* **Dataset records**
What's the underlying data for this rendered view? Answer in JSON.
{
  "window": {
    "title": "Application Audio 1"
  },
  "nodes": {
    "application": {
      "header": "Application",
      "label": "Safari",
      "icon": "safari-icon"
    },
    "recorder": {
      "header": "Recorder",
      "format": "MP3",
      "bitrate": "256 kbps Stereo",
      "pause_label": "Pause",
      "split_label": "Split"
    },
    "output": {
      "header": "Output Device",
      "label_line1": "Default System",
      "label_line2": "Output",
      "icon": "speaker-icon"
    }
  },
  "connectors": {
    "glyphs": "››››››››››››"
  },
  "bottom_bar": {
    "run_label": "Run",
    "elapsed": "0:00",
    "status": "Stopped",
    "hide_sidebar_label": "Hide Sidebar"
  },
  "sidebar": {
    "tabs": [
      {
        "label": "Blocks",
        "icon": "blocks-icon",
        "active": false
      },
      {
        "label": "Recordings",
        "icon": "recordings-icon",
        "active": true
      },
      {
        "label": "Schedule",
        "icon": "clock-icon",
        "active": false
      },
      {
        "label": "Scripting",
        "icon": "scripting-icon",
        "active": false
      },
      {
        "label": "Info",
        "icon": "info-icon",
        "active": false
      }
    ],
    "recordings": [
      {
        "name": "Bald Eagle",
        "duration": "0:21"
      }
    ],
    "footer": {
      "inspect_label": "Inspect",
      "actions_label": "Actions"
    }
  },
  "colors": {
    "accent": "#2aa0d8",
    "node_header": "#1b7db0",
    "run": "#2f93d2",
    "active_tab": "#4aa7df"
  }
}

* **Set task**
Repeat the data in its entirety, character for character.

* **Output below**
What's the underlying data for this rendered view? Answer in JSON.
{
  "window": {
    "title": "Application Audio 1"
  },
  "nodes": {
    "application": {
      "header": "Application",
      "label": "Safari",
      "icon": "safari-icon"
    },
    "recorder": {
      "header": "Recorder",
      "format": "MP3",
      "bitrate": "256 kbps Stereo",
      "pause_label": "Pause",
      "split_label": "Split"
    },
    "output": {
      "header": "Output Device",
      "label_line1": "Default System",
      "label_line2": "Output",
      "icon": "speaker-icon"
    }
  },
  "connectors": {
    "glyphs": "››››››››››››"
  },
  "bottom_bar": {
    "run_label": "Run",
    "elapsed": "0:00",
    "status": "Stopped",
    "hide_sidebar_label": "Hide Sidebar"
  },
  "sidebar": {
    "tabs": [
      {
        "label": "Blocks",
        "icon": "blocks-icon",
        "active": false
      },
      {
        "label": "Recordings",
        "icon": "recordings-icon",
        "active": true
      },
      {
        "label": "Schedule",
        "icon": "clock-icon",
        "active": false
      },
      {
        "label": "Scripting",
        "icon": "scripting-icon",
        "active": false
      },
      {
        "label": "Info",
        "icon": "info-icon",
        "active": false
      }
    ],
    "recordings": [
      {
        "name": "Bald Eagle",
        "duration": "0:21"
      }
    ],
    "footer": {
      "inspect_label": "Inspect",
      "actions_label": "Actions"
    }
  },
  "colors": {
    "accent": "#2aa0d8",
    "node_header": "#1b7db0",
    "run": "#2f93d2",
    "active_tab": "#4aa7df"
  }
}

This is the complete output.